_Request_
Copy word for word the part of the security conference writeup that runs from "Steve Topletz from" up to and including "when they’re ready.".

_Provided passage_
━━━━━━━━
Dan Kaminsky’s talk is usually oversubscribed, and the same happened this time - the gigantic conference room was packed, with people sitting on the floor, and with goons shooing them away due to notorious Fire Marshal concerns. Kaminsky was talking about a current IT security myth that claims that outside attackers cannot get to your internal network due to firewalls and what not. They can, however, present a Web site to the user, suggest a Java applet or Flash application on the Web site, have those applications be granted sufficient permissions by a user on your network, and then access pretty much anything the user has access to. The highlight of the presentation was rebinding the DNS for some popular domains out there. You don’t need to completely divert the DNS, you need only to insert one additional A record specifying that, for example, paypal.com lives not only on the IP addresses defined in their whois, but also your own server. Now, the multitude of IP addresses presented in the DNS record is accompanied by the fact that a browser would choose a random one from the selection available, every once in a while taking the user to your compromised server. Create an invisible iframe with your code, a visible frame with Paypal’s official Web site, and JavaScript’s single origin policy effectively allows you to read and write DOM data to and from any Web site out there.
Gadi Evron spoke about botnets. A Google search for C99Shell returns 5,700 results, and while some of those are discussing the C99Shell, some of the results are the sites that have been compromised, frequently through their upload tools, to host a shell that pretty much has access to anything that the Web server can access. Even when it doesn’t maliciously harm the host, it can be used to generate spam, host files, etc. The Register also reported on the session dedicated to malware marketplace. Gadi Evron also spoke the same evening on “cyber-war” between Russia and Estonia, that according to him, looked more like some vigilante activity than an organized government vs. government attack. Estonia is essentially leading the world in e-government initiatives, with a bunch of their government and financial transactions happening exclusively online. A political scandal related to removal of a Russian monument riled up Russians, who passed the messages through blogosphere (mostly Livejournal and forums), instructing everyone who’s feeling insulted by Estonians to run a ping on major Estonian servers. Gadi did not go into details of the attack, as he was interested mostly in defending. It’s also very alarming that the country was not prepared for such level of attacks, and there was essentially no emergency plan. There’s a little bit more information on Gadi’s blog.
Steve Topletz from Hacktivismo Project announced the release of XB Machine, a completely anonymous virtual machine that can live on a Mini-CD or USB drive and operates via Tor network. Perry also discussed the current architecture of XeroBank (formerly known as TorPark) and reasons behind commercial services that it offers - XeroBank runs its own network in countries with the right privacy legislation, and completely encrypts all browsing transactions, making it impossible even for them to identify you properly. There were other future-looking announcements, but since each one was preceded by “I am not supposed to talk about this”, I won’t go into much detail - XeroBank will release the news when they’re ready.
Daniel Peck & Ben Feinstein introduced CaffeineMonkey, a tool to identify and explore potentially malicious JavaScript. From the tool Web site: “One of the key components of this tool is that it is behavior based, not signature based. It identifies specific behaviors that are indicative of malicious code. Building on the work of several existing client honeypot implementations, their goal is to largely automate the painstaking work of malicious software collection. The focus is on attacks using JavaScript for obfuscation or exploitation.”
━━━━━━━━
_Rows_

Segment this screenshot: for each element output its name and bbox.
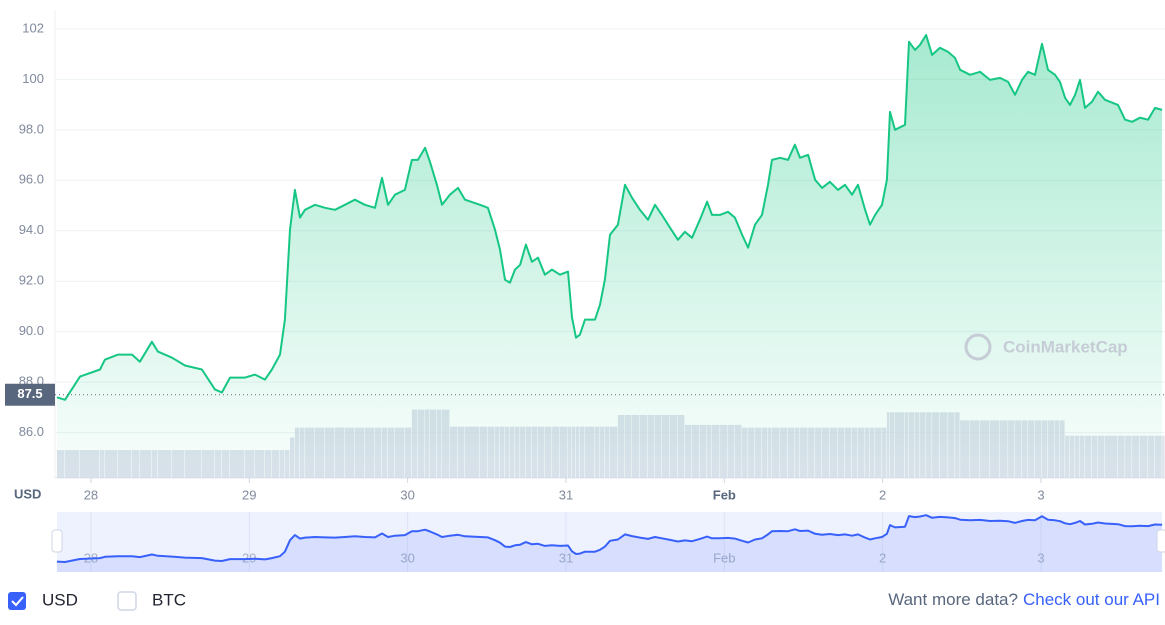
━━━━━━━━
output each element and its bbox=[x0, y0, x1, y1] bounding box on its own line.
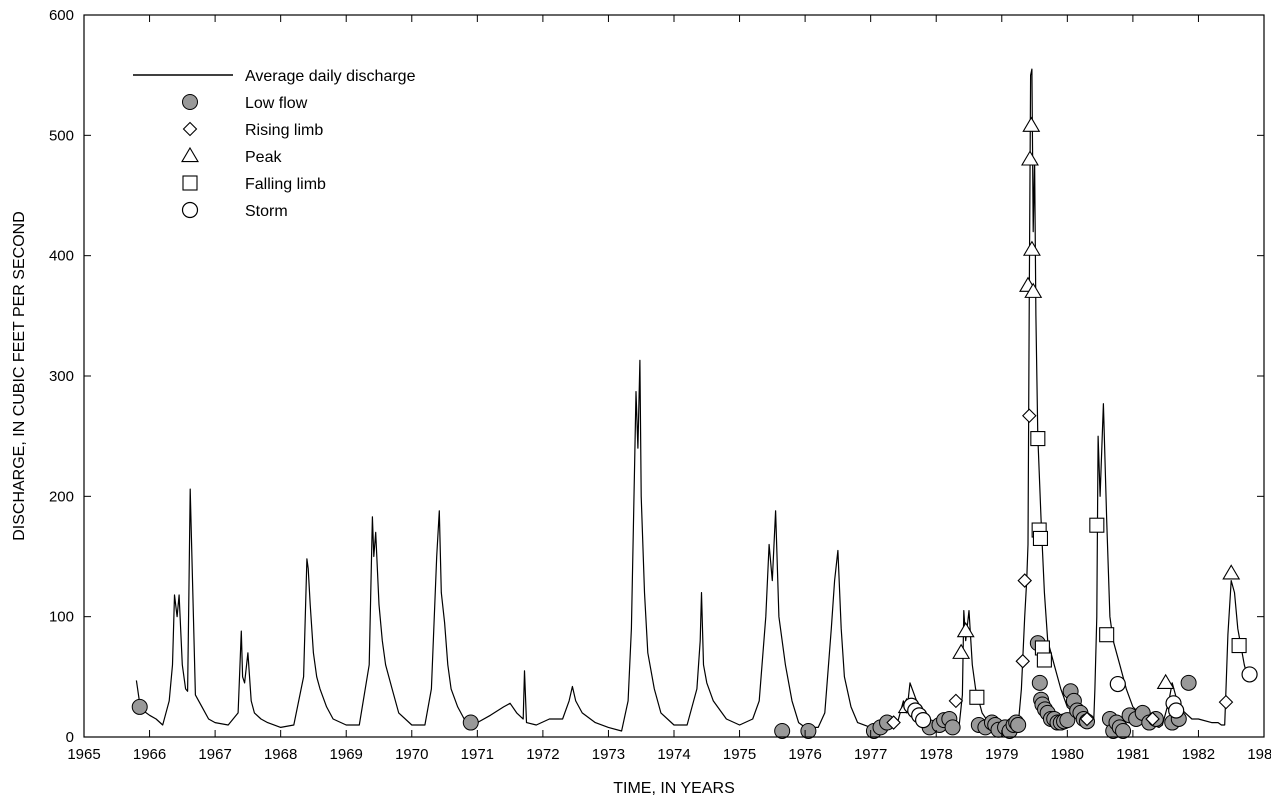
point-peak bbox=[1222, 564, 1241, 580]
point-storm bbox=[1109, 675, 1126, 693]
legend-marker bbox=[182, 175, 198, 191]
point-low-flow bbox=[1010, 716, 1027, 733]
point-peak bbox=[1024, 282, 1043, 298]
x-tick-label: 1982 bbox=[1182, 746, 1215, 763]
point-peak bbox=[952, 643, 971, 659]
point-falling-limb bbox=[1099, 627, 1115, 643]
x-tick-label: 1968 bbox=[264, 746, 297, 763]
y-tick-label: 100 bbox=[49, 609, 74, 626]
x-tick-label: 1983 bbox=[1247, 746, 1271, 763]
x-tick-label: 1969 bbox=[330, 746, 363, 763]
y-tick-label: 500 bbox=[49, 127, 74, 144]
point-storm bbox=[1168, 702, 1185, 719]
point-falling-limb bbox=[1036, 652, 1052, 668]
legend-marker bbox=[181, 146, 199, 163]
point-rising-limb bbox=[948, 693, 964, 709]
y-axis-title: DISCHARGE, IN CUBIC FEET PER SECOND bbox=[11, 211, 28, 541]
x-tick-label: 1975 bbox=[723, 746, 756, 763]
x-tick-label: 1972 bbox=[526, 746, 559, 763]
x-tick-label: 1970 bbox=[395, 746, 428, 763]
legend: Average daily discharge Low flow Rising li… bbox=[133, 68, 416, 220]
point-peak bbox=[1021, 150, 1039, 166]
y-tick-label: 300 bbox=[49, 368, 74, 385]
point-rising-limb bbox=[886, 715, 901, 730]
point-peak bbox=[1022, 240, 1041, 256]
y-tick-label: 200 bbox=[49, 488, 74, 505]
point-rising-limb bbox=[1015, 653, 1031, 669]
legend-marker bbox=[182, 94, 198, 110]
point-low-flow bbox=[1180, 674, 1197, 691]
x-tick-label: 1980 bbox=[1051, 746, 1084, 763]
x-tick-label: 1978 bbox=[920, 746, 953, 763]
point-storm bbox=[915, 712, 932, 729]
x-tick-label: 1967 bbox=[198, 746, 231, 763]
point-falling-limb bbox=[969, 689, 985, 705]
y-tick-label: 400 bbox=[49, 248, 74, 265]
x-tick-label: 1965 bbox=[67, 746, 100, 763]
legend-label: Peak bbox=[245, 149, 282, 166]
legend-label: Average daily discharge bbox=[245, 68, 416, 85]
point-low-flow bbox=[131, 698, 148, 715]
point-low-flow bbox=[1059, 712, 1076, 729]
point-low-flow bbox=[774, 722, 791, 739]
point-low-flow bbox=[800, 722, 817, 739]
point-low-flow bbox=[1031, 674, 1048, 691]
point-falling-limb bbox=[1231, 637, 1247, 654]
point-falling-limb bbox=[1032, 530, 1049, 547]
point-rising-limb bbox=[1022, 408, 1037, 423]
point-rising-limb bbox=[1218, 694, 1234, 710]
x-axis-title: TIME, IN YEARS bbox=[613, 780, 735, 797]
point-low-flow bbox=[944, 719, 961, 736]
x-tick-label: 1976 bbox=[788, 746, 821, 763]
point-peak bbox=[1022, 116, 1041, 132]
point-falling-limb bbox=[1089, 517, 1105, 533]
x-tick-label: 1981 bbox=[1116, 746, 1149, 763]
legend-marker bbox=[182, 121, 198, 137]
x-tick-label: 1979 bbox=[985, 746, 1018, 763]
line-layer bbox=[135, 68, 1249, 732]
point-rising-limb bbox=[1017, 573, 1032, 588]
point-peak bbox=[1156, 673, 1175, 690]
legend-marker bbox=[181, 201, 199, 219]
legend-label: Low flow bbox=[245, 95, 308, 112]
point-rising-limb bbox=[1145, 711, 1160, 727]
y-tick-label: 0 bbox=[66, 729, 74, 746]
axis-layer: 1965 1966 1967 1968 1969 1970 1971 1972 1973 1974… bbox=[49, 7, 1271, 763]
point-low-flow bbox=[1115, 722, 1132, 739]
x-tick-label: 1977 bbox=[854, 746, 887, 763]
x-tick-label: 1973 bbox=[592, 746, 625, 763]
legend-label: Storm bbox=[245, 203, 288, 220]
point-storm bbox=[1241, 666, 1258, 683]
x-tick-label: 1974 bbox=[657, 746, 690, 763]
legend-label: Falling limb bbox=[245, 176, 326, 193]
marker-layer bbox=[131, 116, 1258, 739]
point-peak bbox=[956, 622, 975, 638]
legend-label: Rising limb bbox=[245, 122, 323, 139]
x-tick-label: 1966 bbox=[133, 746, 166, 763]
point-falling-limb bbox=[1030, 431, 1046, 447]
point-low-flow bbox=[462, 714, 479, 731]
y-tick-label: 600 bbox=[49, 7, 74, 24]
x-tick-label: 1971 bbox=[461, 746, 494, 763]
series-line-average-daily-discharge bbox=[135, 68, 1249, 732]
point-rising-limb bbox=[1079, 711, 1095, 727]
━━━━━━━━
_Worked solution_
Steve Topletz from Hacktivismo Project announced the release of XB Machine, a completely anonymous virtual machine that can live on a Mini-CD or USB drive and operates via Tor network. Perry also discussed the current architecture of XeroBank (formerly known as TorPark) and reasons behind commercial services that it offers - XeroBank runs its own network in countries with the right privacy legislation, and completely encrypts all browsing transactions, making it impossible even for them to identify you properly. There were other future-looking announcements, but since each one was preceded by “I am not supposed to talk about this”, I won’t go into much detail - XeroBank will release the news when they’re ready.